● **PROBLEM DESCRIPTION**: Reproduce the data that follows in its entirety, character for character.

(Extracted data entries)

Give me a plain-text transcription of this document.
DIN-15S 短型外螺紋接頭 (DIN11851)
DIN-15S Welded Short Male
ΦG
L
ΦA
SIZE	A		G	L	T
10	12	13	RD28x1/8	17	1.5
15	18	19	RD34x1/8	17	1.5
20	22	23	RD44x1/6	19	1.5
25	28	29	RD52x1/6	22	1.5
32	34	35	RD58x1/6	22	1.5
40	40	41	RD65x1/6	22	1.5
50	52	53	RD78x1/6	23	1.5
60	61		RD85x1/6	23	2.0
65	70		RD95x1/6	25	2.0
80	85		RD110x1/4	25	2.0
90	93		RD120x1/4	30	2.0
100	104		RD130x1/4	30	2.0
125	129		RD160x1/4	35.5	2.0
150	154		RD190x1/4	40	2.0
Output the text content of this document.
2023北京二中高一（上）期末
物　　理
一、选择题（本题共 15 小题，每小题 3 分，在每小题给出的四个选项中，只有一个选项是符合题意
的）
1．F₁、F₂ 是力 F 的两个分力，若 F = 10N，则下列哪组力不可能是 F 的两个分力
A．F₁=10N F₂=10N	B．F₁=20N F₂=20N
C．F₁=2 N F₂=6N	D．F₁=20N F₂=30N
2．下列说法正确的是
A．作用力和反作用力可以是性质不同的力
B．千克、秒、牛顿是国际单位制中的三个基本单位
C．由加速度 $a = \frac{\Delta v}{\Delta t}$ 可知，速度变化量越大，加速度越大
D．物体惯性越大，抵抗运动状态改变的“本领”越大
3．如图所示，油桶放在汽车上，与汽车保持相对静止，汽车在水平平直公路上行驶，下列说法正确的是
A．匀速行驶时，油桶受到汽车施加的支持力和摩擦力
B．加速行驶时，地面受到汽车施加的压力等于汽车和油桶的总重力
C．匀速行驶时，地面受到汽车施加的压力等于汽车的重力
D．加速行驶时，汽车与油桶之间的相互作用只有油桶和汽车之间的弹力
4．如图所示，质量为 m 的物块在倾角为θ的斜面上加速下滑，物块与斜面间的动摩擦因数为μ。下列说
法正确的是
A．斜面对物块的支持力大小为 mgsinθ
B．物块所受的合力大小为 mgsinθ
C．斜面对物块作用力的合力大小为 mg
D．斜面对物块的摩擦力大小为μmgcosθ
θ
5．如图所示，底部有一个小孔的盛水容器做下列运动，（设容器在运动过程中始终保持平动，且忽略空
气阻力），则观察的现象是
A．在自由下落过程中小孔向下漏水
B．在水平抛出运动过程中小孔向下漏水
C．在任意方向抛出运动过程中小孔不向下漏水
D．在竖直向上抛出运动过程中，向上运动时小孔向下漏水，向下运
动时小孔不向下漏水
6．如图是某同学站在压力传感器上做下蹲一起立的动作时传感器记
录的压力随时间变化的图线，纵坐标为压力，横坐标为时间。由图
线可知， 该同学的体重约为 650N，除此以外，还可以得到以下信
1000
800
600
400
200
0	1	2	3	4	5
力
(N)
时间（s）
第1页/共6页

● **EXERCISE RESPONSE**:
Give me a plain-text transcription of this document.
DIN-15S 短型外螺紋接頭 (DIN11851)
DIN-15S Welded Short Male
ΦG
L
ΦA
SIZE	A		G	L	T
10	12	13	RD28x1/8	17	1.5
15	18	19	RD34x1/8	17	1.5
20	22	23	RD44x1/6	19	1.5
25	28	29	RD52x1/6	22	1.5
32	34	35	RD58x1/6	22	1.5
40	40	41	RD65x1/6	22	1.5
50	52	53	RD78x1/6	23	1.5
60	61		RD85x1/6	23	2.0
65	70		RD95x1/6	25	2.0
80	85		RD110x1/4	25	2.0
90	93		RD120x1/4	30	2.0
100	104		RD130x1/4	30	2.0
125	129		RD160x1/4	35.5	2.0
150	154		RD190x1/4	40	2.0
Output the text content of this document.
2023北京二中高一（上）期末
物　　理
一、选择题（本题共 15 小题，每小题 3 分，在每小题给出的四个选项中，只有一个选项是符合题意
的）
1．F₁、F₂ 是力 F 的两个分力，若 F = 10N，则下列哪组力不可能是 F 的两个分力
A．F₁=10N F₂=10N	B．F₁=20N F₂=20N
C．F₁=2 N F₂=6N	D．F₁=20N F₂=30N
2．下列说法正确的是
A．作用力和反作用力可以是性质不同的力
B．千克、秒、牛顿是国际单位制中的三个基本单位
C．由加速度 $a = \frac{\Delta v}{\Delta t}$ 可知，速度变化量越大，加速度越大
D．物体惯性越大，抵抗运动状态改变的“本领”越大
3．如图所示，油桶放在汽车上，与汽车保持相对静止，汽车在水平平直公路上行驶，下列说法正确的是
A．匀速行驶时，油桶受到汽车施加的支持力和摩擦力
B．加速行驶时，地面受到汽车施加的压力等于汽车和油桶的总重力
C．匀速行驶时，地面受到汽车施加的压力等于汽车的重力
D．加速行驶时，汽车与油桶之间的相互作用只有油桶和汽车之间的弹力
4．如图所示，质量为 m 的物块在倾角为θ的斜面上加速下滑，物块与斜面间的动摩擦因数为μ。下列说
法正确的是
A．斜面对物块的支持力大小为 mgsinθ
B．物块所受的合力大小为 mgsinθ
C．斜面对物块作用力的合力大小为 mg
D．斜面对物块的摩擦力大小为μmgcosθ
θ
5．如图所示，底部有一个小孔的盛水容器做下列运动，（设容器在运动过程中始终保持平动，且忽略空
气阻力），则观察的现象是
A．在自由下落过程中小孔向下漏水
B．在水平抛出运动过程中小孔向下漏水
C．在任意方向抛出运动过程中小孔不向下漏水
D．在竖直向上抛出运动过程中，向上运动时小孔向下漏水，向下运
动时小孔不向下漏水
6．如图是某同学站在压力传感器上做下蹲一起立的动作时传感器记
录的压力随时间变化的图线，纵坐标为压力，横坐标为时间。由图
线可知， 该同学的体重约为 650N，除此以外，还可以得到以下信
1000
800
600
400
200
0	1	2	3	4	5
力
(N)
时间（s）
第1页/共6页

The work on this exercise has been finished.